Only a number is wanted: how many lines in the listing contain the word "Objects"?
++++ Entries shown
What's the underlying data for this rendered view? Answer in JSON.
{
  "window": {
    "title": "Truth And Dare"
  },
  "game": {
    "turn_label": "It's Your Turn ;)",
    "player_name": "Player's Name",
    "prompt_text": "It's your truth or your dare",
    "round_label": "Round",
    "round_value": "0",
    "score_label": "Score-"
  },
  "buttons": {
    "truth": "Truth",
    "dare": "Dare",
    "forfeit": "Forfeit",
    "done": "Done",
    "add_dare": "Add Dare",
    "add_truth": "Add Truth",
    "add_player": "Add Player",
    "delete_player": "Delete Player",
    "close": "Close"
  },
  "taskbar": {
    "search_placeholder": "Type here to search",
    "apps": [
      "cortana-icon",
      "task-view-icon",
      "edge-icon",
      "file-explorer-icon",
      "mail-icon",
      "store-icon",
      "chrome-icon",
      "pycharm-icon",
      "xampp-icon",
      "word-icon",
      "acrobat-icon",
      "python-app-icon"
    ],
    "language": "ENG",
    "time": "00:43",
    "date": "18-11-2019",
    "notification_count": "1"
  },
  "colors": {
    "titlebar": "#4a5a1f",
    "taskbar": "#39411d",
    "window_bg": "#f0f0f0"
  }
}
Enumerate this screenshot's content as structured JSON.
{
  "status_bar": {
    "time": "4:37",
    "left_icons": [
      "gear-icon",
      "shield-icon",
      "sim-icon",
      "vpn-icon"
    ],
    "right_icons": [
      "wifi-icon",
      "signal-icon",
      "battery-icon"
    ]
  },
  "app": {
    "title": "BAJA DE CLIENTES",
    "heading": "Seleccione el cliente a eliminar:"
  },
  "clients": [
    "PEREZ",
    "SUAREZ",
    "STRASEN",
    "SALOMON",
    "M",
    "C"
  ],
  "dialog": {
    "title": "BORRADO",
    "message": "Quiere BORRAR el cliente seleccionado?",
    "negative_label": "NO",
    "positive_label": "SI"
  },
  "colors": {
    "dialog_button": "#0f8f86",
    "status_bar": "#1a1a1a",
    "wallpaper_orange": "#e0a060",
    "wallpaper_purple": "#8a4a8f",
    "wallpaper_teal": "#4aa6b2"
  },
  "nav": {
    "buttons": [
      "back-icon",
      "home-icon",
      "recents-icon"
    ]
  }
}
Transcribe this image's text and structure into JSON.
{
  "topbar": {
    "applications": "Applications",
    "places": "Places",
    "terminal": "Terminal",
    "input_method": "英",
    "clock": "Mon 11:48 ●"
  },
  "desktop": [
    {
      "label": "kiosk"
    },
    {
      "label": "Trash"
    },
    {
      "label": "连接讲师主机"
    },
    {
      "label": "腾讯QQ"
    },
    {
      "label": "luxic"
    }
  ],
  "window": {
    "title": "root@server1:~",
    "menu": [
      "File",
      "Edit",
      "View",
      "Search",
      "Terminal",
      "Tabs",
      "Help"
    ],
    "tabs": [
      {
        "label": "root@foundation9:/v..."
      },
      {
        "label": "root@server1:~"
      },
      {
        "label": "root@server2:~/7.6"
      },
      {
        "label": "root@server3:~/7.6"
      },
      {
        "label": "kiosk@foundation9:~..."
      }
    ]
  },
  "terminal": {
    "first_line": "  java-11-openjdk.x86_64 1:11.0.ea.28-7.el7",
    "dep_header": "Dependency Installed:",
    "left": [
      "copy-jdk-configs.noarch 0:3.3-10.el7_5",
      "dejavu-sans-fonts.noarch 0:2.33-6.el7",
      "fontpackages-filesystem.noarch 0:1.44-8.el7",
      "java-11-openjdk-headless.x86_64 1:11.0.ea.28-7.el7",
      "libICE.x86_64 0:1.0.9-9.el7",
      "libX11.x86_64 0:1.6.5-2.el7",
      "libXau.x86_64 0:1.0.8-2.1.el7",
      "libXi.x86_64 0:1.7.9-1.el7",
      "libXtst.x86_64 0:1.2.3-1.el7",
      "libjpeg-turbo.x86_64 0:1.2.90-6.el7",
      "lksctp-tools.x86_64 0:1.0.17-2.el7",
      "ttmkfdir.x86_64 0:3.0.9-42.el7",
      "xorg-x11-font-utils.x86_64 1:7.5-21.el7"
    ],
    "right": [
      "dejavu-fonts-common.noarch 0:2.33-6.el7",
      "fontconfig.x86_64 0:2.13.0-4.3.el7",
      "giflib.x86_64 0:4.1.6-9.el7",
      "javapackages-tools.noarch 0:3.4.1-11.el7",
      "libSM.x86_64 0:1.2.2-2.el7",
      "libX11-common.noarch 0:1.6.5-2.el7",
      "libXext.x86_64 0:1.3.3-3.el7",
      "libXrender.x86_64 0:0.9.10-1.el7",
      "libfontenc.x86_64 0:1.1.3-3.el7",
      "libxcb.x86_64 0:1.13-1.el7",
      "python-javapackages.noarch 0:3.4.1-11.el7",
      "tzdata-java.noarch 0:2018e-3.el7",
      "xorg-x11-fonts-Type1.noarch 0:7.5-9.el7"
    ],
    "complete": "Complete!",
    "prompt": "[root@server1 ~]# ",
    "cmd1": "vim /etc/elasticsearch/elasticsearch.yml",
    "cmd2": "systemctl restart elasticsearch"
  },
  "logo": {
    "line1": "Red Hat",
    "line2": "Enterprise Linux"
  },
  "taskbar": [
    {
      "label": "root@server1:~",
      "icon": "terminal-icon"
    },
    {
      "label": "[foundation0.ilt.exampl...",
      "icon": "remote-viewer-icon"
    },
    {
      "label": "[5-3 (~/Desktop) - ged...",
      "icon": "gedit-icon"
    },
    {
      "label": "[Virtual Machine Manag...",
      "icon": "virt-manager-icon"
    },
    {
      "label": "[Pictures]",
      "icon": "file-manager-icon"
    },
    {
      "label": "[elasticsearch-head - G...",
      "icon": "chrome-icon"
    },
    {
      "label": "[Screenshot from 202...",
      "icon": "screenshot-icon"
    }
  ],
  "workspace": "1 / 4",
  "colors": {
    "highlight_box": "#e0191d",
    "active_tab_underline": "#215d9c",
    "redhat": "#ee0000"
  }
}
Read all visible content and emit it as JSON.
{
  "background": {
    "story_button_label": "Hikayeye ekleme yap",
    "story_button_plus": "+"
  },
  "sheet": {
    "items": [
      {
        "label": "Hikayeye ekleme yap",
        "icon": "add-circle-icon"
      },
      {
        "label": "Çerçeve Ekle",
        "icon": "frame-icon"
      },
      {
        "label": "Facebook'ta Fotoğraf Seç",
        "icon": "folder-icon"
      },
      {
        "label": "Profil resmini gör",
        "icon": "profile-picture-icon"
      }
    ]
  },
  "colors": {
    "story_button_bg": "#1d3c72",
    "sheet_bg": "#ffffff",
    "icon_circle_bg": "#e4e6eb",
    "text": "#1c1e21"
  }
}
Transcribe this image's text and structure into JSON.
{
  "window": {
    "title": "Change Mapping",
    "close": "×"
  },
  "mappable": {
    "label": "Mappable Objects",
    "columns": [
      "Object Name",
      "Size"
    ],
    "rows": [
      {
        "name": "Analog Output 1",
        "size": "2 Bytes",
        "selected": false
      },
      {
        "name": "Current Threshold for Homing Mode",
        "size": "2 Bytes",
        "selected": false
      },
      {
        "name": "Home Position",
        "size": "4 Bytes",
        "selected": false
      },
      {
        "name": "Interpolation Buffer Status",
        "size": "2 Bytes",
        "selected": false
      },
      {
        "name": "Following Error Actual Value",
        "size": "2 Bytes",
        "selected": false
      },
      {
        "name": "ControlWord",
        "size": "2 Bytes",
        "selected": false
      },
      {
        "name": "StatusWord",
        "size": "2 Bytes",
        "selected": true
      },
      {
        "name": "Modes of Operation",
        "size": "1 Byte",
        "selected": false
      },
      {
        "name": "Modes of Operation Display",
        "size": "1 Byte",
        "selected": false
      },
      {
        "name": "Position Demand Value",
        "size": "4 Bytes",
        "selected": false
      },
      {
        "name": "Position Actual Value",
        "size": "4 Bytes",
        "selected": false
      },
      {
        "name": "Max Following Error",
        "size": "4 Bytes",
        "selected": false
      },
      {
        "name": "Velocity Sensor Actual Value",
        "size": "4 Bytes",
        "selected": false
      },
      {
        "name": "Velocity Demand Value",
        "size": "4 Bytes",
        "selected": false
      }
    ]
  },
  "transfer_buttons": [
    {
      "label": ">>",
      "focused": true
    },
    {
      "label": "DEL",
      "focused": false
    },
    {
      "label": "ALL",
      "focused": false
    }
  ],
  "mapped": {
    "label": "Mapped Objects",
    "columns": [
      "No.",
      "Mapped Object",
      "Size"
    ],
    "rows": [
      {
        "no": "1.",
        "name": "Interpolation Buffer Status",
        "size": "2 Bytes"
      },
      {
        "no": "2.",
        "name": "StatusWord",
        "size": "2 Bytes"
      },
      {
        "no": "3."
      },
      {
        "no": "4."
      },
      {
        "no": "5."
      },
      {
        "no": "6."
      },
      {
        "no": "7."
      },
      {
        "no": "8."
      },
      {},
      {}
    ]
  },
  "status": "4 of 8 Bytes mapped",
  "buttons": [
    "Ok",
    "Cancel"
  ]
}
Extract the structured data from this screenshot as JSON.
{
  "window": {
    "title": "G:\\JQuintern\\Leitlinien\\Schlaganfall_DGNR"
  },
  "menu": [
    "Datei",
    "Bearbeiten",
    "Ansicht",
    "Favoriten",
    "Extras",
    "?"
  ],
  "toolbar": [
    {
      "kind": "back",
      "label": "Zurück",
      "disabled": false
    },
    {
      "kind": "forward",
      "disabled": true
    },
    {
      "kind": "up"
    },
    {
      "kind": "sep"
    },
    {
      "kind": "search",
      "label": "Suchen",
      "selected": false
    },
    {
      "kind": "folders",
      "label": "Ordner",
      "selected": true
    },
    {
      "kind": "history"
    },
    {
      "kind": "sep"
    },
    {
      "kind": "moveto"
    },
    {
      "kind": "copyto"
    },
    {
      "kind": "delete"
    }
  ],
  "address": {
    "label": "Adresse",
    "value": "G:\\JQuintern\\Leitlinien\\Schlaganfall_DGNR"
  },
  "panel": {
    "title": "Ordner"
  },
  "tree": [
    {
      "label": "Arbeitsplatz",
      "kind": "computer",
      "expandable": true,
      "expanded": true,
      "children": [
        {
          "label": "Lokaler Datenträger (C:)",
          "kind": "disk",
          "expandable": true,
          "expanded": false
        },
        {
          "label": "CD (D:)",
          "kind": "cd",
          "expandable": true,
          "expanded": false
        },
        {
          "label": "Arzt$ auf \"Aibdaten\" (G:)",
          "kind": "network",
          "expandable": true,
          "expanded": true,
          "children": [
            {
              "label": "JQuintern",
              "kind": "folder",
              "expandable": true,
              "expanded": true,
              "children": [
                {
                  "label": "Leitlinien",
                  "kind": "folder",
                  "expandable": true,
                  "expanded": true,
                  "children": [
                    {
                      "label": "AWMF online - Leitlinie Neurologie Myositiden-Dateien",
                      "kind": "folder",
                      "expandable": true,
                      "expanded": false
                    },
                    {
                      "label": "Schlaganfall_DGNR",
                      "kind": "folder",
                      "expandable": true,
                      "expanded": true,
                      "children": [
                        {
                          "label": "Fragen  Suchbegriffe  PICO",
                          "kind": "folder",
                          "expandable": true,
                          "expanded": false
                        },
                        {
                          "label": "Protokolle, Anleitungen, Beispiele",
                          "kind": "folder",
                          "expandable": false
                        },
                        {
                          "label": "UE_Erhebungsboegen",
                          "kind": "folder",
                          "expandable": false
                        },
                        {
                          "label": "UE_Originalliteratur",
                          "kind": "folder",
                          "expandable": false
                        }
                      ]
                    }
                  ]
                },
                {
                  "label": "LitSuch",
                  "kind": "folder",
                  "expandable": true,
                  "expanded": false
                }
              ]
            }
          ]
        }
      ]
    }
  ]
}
++++++++
Answer to the problem:
2